• EXERCISE AIM:
Collect all lines from the records below that include the word "FranceConnect".

START SUPPLIED ENTRIES

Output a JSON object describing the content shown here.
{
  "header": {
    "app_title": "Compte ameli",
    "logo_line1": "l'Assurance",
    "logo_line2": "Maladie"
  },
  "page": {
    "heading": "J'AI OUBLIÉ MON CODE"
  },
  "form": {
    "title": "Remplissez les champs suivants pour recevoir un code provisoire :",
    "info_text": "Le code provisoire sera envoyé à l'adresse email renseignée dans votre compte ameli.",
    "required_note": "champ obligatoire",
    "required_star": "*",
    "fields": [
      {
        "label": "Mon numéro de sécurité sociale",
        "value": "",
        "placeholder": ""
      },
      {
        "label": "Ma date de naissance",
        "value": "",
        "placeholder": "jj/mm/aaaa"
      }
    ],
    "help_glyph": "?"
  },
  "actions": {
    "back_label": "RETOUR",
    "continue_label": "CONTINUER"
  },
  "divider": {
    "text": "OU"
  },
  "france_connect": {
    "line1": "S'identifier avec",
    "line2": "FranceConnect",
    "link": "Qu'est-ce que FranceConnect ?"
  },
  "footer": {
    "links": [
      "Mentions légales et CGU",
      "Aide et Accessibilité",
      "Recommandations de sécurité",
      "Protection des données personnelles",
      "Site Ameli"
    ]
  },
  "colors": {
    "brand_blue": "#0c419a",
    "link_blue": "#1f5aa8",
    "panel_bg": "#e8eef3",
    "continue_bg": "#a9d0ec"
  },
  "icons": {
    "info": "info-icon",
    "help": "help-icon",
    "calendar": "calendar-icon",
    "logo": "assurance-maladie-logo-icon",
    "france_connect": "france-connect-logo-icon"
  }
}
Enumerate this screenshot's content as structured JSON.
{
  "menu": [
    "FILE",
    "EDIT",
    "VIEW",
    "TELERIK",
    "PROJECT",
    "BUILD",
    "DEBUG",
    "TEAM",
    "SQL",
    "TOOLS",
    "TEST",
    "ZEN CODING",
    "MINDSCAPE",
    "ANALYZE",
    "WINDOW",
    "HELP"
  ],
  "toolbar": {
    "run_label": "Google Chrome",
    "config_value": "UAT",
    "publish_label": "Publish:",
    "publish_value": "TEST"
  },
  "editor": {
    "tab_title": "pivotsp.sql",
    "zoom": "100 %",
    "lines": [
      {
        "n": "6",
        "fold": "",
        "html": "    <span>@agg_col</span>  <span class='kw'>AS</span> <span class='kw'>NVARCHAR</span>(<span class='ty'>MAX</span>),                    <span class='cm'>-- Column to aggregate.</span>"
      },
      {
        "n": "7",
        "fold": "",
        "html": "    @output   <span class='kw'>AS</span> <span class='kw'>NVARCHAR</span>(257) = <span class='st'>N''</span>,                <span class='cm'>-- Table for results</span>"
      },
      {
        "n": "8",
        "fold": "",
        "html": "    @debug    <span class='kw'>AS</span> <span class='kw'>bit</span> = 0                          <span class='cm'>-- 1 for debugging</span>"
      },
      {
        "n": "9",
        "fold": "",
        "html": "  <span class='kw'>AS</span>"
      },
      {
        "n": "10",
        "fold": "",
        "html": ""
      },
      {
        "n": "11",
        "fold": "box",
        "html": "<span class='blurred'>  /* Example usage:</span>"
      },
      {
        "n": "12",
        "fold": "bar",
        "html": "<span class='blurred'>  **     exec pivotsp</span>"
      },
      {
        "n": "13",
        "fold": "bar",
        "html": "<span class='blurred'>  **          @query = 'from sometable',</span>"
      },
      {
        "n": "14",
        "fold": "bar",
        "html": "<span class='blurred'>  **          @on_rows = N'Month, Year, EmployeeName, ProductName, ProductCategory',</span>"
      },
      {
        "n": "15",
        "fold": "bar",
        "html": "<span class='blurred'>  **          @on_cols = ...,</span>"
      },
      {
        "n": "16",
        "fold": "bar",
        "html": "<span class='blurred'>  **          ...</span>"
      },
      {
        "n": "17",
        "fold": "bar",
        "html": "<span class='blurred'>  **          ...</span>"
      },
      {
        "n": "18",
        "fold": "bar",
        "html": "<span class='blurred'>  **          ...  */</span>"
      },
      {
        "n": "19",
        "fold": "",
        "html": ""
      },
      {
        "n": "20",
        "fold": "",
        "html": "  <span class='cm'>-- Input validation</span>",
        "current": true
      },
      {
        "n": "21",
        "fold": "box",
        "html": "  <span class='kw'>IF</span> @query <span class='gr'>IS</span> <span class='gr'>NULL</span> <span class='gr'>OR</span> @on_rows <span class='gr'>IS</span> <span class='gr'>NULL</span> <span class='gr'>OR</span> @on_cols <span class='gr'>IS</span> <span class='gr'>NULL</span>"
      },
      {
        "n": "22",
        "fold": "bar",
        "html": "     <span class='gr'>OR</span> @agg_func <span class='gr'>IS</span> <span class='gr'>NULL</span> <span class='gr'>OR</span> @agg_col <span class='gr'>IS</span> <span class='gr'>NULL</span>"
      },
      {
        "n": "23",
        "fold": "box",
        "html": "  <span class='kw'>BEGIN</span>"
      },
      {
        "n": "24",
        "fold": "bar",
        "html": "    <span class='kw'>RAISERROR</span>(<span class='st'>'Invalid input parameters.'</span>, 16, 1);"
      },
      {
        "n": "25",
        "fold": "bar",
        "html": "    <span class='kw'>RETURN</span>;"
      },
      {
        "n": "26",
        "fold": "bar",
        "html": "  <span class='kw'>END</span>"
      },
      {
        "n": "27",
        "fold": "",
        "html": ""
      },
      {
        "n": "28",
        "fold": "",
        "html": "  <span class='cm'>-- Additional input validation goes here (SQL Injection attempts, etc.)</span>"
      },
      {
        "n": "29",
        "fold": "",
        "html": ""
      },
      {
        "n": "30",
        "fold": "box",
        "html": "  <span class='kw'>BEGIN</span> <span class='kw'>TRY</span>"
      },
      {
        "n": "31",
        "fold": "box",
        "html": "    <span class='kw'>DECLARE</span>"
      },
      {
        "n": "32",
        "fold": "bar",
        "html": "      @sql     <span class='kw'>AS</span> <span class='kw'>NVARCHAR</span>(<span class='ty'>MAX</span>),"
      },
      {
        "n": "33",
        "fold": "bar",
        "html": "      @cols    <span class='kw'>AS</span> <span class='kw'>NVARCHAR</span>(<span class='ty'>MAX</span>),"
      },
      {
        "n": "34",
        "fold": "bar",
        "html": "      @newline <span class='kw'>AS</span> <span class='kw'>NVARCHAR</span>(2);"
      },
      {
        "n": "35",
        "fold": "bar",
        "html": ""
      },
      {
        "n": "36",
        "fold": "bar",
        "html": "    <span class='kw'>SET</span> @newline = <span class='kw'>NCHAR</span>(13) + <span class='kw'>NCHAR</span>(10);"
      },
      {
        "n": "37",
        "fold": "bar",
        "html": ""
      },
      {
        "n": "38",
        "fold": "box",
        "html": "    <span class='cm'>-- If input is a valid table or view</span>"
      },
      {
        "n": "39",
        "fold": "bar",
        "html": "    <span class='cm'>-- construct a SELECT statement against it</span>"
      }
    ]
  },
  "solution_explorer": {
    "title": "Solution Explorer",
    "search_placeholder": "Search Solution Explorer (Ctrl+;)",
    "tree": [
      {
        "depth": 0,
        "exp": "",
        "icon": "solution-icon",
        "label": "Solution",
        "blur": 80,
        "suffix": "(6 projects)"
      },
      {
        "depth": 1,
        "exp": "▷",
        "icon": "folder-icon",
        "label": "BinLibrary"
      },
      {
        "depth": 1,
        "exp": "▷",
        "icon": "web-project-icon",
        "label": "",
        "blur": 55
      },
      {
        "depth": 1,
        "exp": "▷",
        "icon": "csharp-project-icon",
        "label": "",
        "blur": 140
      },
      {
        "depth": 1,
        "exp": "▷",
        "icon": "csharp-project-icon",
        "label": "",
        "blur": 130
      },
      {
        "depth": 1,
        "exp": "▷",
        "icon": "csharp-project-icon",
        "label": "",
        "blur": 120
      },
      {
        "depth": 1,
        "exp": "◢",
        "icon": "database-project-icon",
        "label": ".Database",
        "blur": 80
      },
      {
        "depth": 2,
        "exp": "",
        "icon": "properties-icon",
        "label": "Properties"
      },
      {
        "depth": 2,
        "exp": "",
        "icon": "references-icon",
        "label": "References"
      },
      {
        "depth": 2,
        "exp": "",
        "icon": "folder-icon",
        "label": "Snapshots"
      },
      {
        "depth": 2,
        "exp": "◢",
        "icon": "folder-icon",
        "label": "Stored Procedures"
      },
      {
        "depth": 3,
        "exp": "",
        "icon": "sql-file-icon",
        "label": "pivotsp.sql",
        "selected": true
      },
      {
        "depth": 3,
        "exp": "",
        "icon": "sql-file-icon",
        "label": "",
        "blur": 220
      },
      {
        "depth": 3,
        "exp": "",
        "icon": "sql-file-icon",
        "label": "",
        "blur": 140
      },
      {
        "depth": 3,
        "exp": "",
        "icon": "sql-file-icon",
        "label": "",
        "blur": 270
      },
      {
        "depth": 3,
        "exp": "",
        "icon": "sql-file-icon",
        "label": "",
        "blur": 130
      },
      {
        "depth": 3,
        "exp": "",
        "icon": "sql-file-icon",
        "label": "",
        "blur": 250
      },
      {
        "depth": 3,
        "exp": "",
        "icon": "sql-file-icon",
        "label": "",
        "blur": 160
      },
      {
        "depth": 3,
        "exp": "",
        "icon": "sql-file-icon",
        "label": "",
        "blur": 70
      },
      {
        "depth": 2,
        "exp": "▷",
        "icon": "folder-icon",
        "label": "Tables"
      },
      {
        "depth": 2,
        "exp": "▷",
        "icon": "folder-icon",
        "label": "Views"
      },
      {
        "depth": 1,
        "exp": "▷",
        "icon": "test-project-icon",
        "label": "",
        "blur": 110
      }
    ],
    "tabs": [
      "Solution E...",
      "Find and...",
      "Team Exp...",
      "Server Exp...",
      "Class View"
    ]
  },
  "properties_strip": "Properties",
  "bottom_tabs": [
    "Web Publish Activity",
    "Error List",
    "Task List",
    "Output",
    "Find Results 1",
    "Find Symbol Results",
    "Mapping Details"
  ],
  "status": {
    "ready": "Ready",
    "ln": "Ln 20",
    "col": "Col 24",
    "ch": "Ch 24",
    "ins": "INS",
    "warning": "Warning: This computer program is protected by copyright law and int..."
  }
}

END SUPPLIED ENTRIES

• FINAL ANSWER:
    "line2": "FranceConnect",
    "link": "Qu'est-ce que FranceConnect ?"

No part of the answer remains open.